__Written request__. Transcribe the listing verbatim. Do not carry over any pictures.
*-*-*
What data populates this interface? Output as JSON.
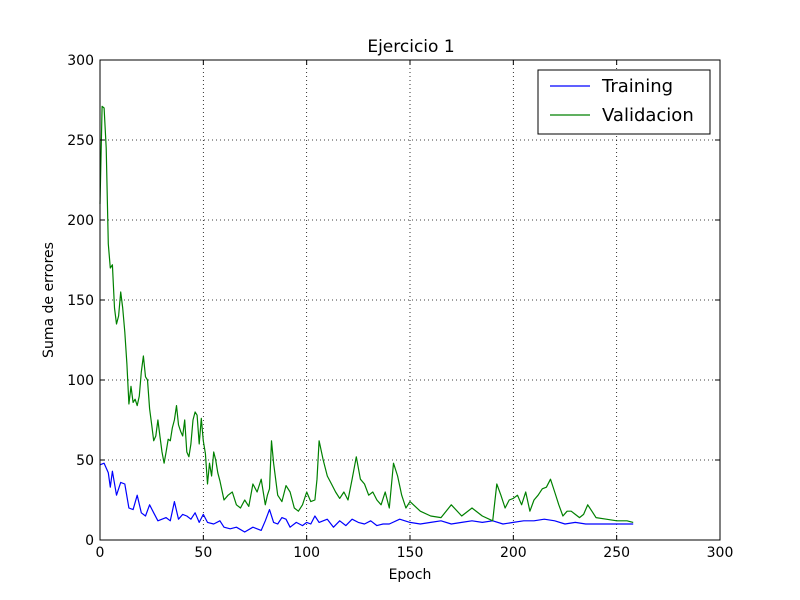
{
  "chart_data": {
    "type": "line",
    "title": "Ejercicio 1",
    "xlabel": "Epoch",
    "ylabel": "Suma de errores",
    "xlim": [
      0,
      300
    ],
    "ylim": [
      0,
      300
    ],
    "xticks": [
      "0",
      "50",
      "100",
      "150",
      "200",
      "250",
      "300"
    ],
    "yticks": [
      "0",
      "50",
      "100",
      "150",
      "200",
      "250",
      "300"
    ],
    "grid": true,
    "legend_position": "top-right",
    "series": [
      {
        "name": "Training",
        "color": "#0000ff",
        "x": [
          0,
          2,
          4,
          5,
          6,
          8,
          10,
          12,
          14,
          16,
          18,
          20,
          22,
          24,
          26,
          28,
          30,
          32,
          34,
          36,
          38,
          40,
          42,
          44,
          46,
          48,
          50,
          52,
          55,
          58,
          60,
          63,
          66,
          70,
          74,
          78,
          80,
          82,
          84,
          86,
          88,
          90,
          92,
          95,
          98,
          100,
          102,
          104,
          106,
          108,
          110,
          113,
          116,
          119,
          122,
          125,
          128,
          131,
          134,
          137,
          140,
          145,
          150,
          155,
          160,
          165,
          170,
          175,
          180,
          185,
          190,
          195,
          200,
          205,
          210,
          215,
          220,
          225,
          230,
          235,
          240,
          245,
          250,
          255,
          258
        ],
        "y": [
          47,
          48,
          42,
          33,
          43,
          28,
          36,
          35,
          20,
          19,
          28,
          17,
          15,
          22,
          17,
          12,
          13,
          14,
          12,
          24,
          13,
          16,
          15,
          13,
          17,
          11,
          16,
          11,
          10,
          12,
          8,
          7,
          8,
          5,
          8,
          6,
          12,
          19,
          11,
          10,
          14,
          13,
          8,
          11,
          9,
          11,
          10,
          15,
          11,
          12,
          13,
          8,
          12,
          9,
          13,
          11,
          10,
          12,
          9,
          10,
          10,
          13,
          11,
          10,
          11,
          12,
          10,
          11,
          12,
          11,
          12,
          10,
          11,
          12,
          12,
          13,
          12,
          10,
          11,
          10,
          10,
          10,
          10,
          10,
          10
        ]
      },
      {
        "name": "Validacion",
        "color": "#008000",
        "x": [
          0,
          1,
          2,
          3,
          4,
          5,
          6,
          7,
          8,
          9,
          10,
          11,
          12,
          13,
          14,
          15,
          16,
          17,
          18,
          19,
          20,
          21,
          22,
          23,
          24,
          25,
          26,
          27,
          28,
          29,
          30,
          31,
          32,
          33,
          34,
          35,
          36,
          37,
          38,
          39,
          40,
          41,
          42,
          43,
          44,
          45,
          46,
          47,
          48,
          49,
          50,
          51,
          52,
          53,
          54,
          55,
          56,
          57,
          58,
          60,
          62,
          64,
          66,
          68,
          70,
          72,
          74,
          76,
          78,
          80,
          81,
          82,
          83,
          84,
          86,
          88,
          90,
          92,
          94,
          96,
          98,
          100,
          102,
          104,
          105,
          106,
          108,
          110,
          112,
          114,
          116,
          118,
          120,
          122,
          124,
          126,
          128,
          130,
          132,
          134,
          136,
          138,
          140,
          142,
          144,
          146,
          148,
          150,
          155,
          160,
          165,
          170,
          175,
          180,
          185,
          190,
          192,
          194,
          196,
          198,
          200,
          202,
          204,
          206,
          208,
          210,
          212,
          214,
          216,
          218,
          220,
          222,
          224,
          226,
          228,
          230,
          232,
          234,
          236,
          238,
          240,
          245,
          250,
          255,
          258
        ],
        "y": [
          210,
          271,
          270,
          245,
          185,
          170,
          172,
          145,
          135,
          140,
          155,
          145,
          130,
          110,
          85,
          96,
          86,
          88,
          84,
          90,
          105,
          115,
          102,
          100,
          82,
          72,
          62,
          65,
          75,
          65,
          55,
          48,
          55,
          63,
          62,
          70,
          75,
          84,
          72,
          68,
          65,
          75,
          55,
          52,
          60,
          75,
          80,
          78,
          60,
          76,
          62,
          54,
          35,
          48,
          40,
          55,
          50,
          42,
          37,
          25,
          28,
          30,
          22,
          20,
          25,
          21,
          35,
          30,
          38,
          22,
          28,
          32,
          62,
          48,
          28,
          24,
          34,
          30,
          20,
          18,
          22,
          30,
          24,
          25,
          38,
          62,
          50,
          40,
          35,
          30,
          26,
          30,
          25,
          38,
          52,
          38,
          35,
          28,
          30,
          25,
          22,
          30,
          20,
          48,
          40,
          28,
          20,
          24,
          18,
          15,
          14,
          22,
          15,
          20,
          15,
          12,
          35,
          28,
          20,
          25,
          26,
          28,
          22,
          30,
          18,
          25,
          28,
          32,
          33,
          38,
          30,
          22,
          15,
          18,
          18,
          16,
          14,
          16,
          22,
          18,
          14,
          13,
          12,
          12,
          11
        ]
      }
    ]
  }
}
*-*-*
__Result of this exercise__.
What data populates this interface? Output as JSON.
{
  "chart_data": {
    "type": "line",
    "title": "Ejercicio 1",
    "xlabel": "Epoch",
    "ylabel": "Suma de errores",
    "xlim": [
      0,
      300
    ],
    "ylim": [
      0,
      300
    ],
    "xticks": [
      "0",
      "50",
      "100",
      "150",
      "200",
      "250",
      "300"
    ],
    "yticks": [
      "0",
      "50",
      "100",
      "150",
      "200",
      "250",
      "300"
    ],
    "grid": true,
    "legend_position": "top-right",
    "series": [
      {
        "name": "Training",
        "color": "#0000ff",
        "x": [
          0,
          2,
          4,
          5,
          6,
          8,
          10,
          12,
          14,
          16,
          18,
          20,
          22,
          24,
          26,
          28,
          30,
          32,
          34,
          36,
          38,
          40,
          42,
          44,
          46,
          48,
          50,
          52,
          55,
          58,
          60,
          63,
          66,
          70,
          74,
          78,
          80,
          82,
          84,
          86,
          88,
          90,
          92,
          95,
          98,
          100,
          102,
          104,
          106,
          108,
          110,
          113,
          116,
          119,
          122,
          125,
          128,
          131,
          134,
          137,
          140,
          145,
          150,
          155,
          160,
          165,
          170,
          175,
          180,
          185,
          190,
          195,
          200,
          205,
          210,
          215,
          220,
          225,
          230,
          235,
          240,
          245,
          250,
          255,
          258
        ],
        "y": [
          47,
          48,
          42,
          33,
          43,
          28,
          36,
          35,
          20,
          19,
          28,
          17,
          15,
          22,
          17,
          12,
          13,
          14,
          12,
          24,
          13,
          16,
          15,
          13,
          17,
          11,
          16,
          11,
          10,
          12,
          8,
          7,
          8,
          5,
          8,
          6,
          12,
          19,
          11,
          10,
          14,
          13,
          8,
          11,
          9,
          11,
          10,
          15,
          11,
          12,
          13,
          8,
          12,
          9,
          13,
          11,
          10,
          12,
          9,
          10,
          10,
          13,
          11,
          10,
          11,
          12,
          10,
          11,
          12,
          11,
          12,
          10,
          11,
          12,
          12,
          13,
          12,
          10,
          11,
          10,
          10,
          10,
          10,
          10,
          10
        ]
      },
      {
        "name": "Validacion",
        "color": "#008000",
        "x": [
          0,
          1,
          2,
          3,
          4,
          5,
          6,
          7,
          8,
          9,
          10,
          11,
          12,
          13,
          14,
          15,
          16,
          17,
          18,
          19,
          20,
          21,
          22,
          23,
          24,
          25,
          26,
          27,
          28,
          29,
          30,
          31,
          32,
          33,
          34,
          35,
          36,
          37,
          38,
          39,
          40,
          41,
          42,
          43,
          44,
          45,
          46,
          47,
          48,
          49,
          50,
          51,
          52,
          53,
          54,
          55,
          56,
          57,
          58,
          60,
          62,
          64,
          66,
          68,
          70,
          72,
          74,
          76,
          78,
          80,
          81,
          82,
          83,
          84,
          86,
          88,
          90,
          92,
          94,
          96,
          98,
          100,
          102,
          104,
          105,
          106,
          108,
          110,
          112,
          114,
          116,
          118,
          120,
          122,
          124,
          126,
          128,
          130,
          132,
          134,
          136,
          138,
          140,
          142,
          144,
          146,
          148,
          150,
          155,
          160,
          165,
          170,
          175,
          180,
          185,
          190,
          192,
          194,
          196,
          198,
          200,
          202,
          204,
          206,
          208,
          210,
          212,
          214,
          216,
          218,
          220,
          222,
          224,
          226,
          228,
          230,
          232,
          234,
          236,
          238,
          240,
          245,
          250,
          255,
          258
        ],
        "y": [
          210,
          271,
          270,
          245,
          185,
          170,
          172,
          145,
          135,
          140,
          155,
          145,
          130,
          110,
          85,
          96,
          86,
          88,
          84,
          90,
          105,
          115,
          102,
          100,
          82,
          72,
          62,
          65,
          75,
          65,
          55,
          48,
          55,
          63,
          62,
          70,
          75,
          84,
          72,
          68,
          65,
          75,
          55,
          52,
          60,
          75,
          80,
          78,
          60,
          76,
          62,
          54,
          35,
          48,
          40,
          55,
          50,
          42,
          37,
          25,
          28,
          30,
          22,
          20,
          25,
          21,
          35,
          30,
          38,
          22,
          28,
          32,
          62,
          48,
          28,
          24,
          34,
          30,
          20,
          18,
          22,
          30,
          24,
          25,
          38,
          62,
          50,
          40,
          35,
          30,
          26,
          30,
          25,
          38,
          52,
          38,
          35,
          28,
          30,
          25,
          22,
          30,
          20,
          48,
          40,
          28,
          20,
          24,
          18,
          15,
          14,
          22,
          15,
          20,
          15,
          12,
          35,
          28,
          20,
          25,
          26,
          28,
          22,
          30,
          18,
          25,
          28,
          32,
          33,
          38,
          30,
          22,
          15,
          18,
          18,
          16,
          14,
          16,
          22,
          18,
          14,
          13,
          12,
          12,
          11
        ]
      }
    ]
  }
}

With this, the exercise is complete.